* 課題の指示
トロンハイムの嵐の文章を、「静かな寝台列車が一転、嵐のま」から「けっして外には出ないだろう。」まで（「けっして外には出ないだろう。」を含む）書き写し、その際「運河」を「水路」に置き換えてください。

* 与えられた文章

::::::::

1. 春の嵐・トロンハイム (北緯63度25分)

静かな寝台列車が一転、嵐のまっただなかのトロンハイムに差し掛かり、窓を雨粒が覆い尽くした。徐々に寝台列車内に活気が出てきて、遠くの個室からも話し声や物音が聞こえるようになってくると、列車の外はもう市街だ。

駅につき、車両ドアのステップを降りると、列車や駅のどこかから発される小さな機械の音に混じって雨の音が聞こえる。湿った涼しい空気が重い荷物を持ち上げている体に気持ちよく馴染んだ。少し出口に迷いそうになったが、目の前のエレベータに乗って地下道に入れば難しいことはなく、階数表記の「-1」や ATM みたいにごついロッカーの自動精算機を見ながら歩いていけばすぐ外につながっている。

トロンハイム駅は町の外れにある。駅の場所はいったい、埋め立てたのか、もとから砂嘴だったのか、砂浜を掘り込んだのか、とにかく小さな運河をはさんで町の入り口が見える。それがトロンハイム駅のメイン出口だ (というかメイン出口しかなさそうだ)。この運河に面してあざやかなアパートメントが立ち並んでおり、そのベースフロアはボートに乗れる艀につながっている。今、この素敵な運河が、ドブよりもひどいドドメ色になってたゆたゆと荒波を立てている。

ときおり強い風に煽られて、猛烈な通り雨がザバーッと来る。海辺の嵐の、あの冷たい水の塊のような風が遠くから駆けてきて、その足音がわりに道路の表面に溜まった水を濁らせながら突進してくる。駅舎入り口の屋根の下で外を眺めていると、この風にスキー板が煽られる。自然、板を抱える腕に力がこもった。これが地元なら、けっして外には出ないだろう。

でも、観光で来てるのだから。駅舎内に荷物をデポって運河の橋を渡る。風下へと顔を背けながら町まで歩いていく。窓枠のペンキ、ファサードの木の板……よく目を凝らして小さく平和で素敵な漁村を思い描こうとする。そのたびに風の気まぐれで雨が叩きつけてくる。

振り返ると駅舎があり、その右手には港へ続く通路があった。港!今日の午後は高速船に乗るのだ。港の様子を見ておこう……そうして走って通路を登ると、遮るもののなくなった海風がごーう、ごーうと吹いている。通路から線路を見下ろすと、砕石やセメントの砂と土嚢の土が混じっているような、荒れ果てた工事現場が見えた。

::::::::

* 提供された一覧
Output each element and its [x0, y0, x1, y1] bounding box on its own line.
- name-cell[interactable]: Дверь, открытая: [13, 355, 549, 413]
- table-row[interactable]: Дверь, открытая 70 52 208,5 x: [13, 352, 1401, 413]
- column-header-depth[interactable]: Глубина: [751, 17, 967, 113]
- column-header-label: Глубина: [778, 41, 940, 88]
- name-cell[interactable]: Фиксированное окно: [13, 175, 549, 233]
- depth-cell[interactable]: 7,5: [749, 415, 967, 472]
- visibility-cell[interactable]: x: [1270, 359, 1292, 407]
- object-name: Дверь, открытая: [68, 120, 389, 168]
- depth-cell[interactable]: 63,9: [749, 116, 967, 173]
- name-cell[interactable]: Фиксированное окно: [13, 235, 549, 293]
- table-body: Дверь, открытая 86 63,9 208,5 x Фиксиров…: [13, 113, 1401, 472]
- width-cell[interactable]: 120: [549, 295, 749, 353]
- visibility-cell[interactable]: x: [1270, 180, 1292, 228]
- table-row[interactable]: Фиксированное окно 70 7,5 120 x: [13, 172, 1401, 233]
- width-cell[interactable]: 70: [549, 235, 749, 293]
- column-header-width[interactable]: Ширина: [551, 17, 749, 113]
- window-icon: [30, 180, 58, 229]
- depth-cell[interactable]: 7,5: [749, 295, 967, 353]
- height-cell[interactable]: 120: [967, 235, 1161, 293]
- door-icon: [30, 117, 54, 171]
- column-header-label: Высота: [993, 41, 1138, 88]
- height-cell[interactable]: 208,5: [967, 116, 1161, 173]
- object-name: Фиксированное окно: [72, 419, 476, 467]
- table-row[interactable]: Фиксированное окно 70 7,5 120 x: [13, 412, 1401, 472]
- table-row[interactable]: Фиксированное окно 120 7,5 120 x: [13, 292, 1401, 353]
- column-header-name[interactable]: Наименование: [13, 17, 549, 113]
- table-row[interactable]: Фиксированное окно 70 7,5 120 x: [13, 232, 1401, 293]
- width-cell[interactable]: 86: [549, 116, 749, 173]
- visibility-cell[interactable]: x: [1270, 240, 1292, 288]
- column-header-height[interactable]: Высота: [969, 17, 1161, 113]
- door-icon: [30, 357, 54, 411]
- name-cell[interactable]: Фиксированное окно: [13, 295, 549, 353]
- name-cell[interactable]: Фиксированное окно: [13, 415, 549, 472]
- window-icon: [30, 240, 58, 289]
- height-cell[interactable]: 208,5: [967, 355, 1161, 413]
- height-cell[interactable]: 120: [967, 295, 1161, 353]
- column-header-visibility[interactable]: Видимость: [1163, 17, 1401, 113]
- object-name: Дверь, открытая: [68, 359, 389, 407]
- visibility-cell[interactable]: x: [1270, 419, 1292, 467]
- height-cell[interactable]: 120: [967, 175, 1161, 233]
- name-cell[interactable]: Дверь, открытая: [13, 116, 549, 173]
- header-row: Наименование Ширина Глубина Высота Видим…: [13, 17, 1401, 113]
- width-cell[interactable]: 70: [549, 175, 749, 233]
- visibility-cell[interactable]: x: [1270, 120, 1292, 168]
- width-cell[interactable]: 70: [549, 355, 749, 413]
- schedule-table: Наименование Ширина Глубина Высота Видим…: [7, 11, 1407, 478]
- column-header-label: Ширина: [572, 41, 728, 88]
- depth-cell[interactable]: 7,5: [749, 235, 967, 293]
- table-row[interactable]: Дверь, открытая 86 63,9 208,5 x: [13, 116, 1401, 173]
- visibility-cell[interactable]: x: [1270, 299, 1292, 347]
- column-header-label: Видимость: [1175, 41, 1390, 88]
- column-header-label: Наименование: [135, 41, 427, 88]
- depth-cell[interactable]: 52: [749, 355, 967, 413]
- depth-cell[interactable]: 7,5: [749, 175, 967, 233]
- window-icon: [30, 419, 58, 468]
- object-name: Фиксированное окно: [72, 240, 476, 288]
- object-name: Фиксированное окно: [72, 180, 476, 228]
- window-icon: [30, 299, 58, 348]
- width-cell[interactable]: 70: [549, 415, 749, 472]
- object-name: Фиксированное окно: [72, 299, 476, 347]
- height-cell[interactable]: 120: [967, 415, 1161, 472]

::::::::

* 課題への回答
静かな寝台列車が一転、嵐のまっただなかのトロンハイムに差し掛かり、窓を雨粒が覆い尽くした。徐々に寝台列車内に活気が出てきて、遠くの個室からも話し声や物音が聞こえるようになってくると、列車の外はもう市街だ。

駅につき、車両ドアのステップを降りると、列車や駅のどこかから発される小さな機械の音に混じって雨の音が聞こえる。湿った涼しい空気が重い荷物を持ち上げている体に気持ちよく馴染んだ。少し出口に迷いそうになったが、目の前のエレベータに乗って地下道に入れば難しいことはなく、階数表記の「-1」や ATM みたいにごついロッカーの自動精算機を見ながら歩いていけばすぐ外につながっている。

トロンハイム駅は町の外れにある。駅の場所はいったい、埋め立てたのか、もとから砂嘴だったのか、砂浜を掘り込んだのか、とにかく小さな水路をはさんで町の入り口が見える。それがトロンハイム駅のメイン出口だ (というかメイン出口しかなさそうだ)。この水路に面してあざやかなアパートメントが立ち並んでおり、そのベースフロアはボートに乗れる艀につながっている。今、この素敵な水路が、ドブよりもひどいドドメ色になってたゆたゆと荒波を立てている。

ときおり強い風に煽られて、猛烈な通り雨がザバーッと来る。海辺の嵐の、あの冷たい水の塊のような風が遠くから駆けてきて、その足音がわりに道路の表面に溜まった水を濁らせながら突進してくる。駅舎入り口の屋根の下で外を眺めていると、この風にスキー板が煽られる。自然、板を抱える腕に力がこもった。これが地元なら、けっして外には出ないだろう。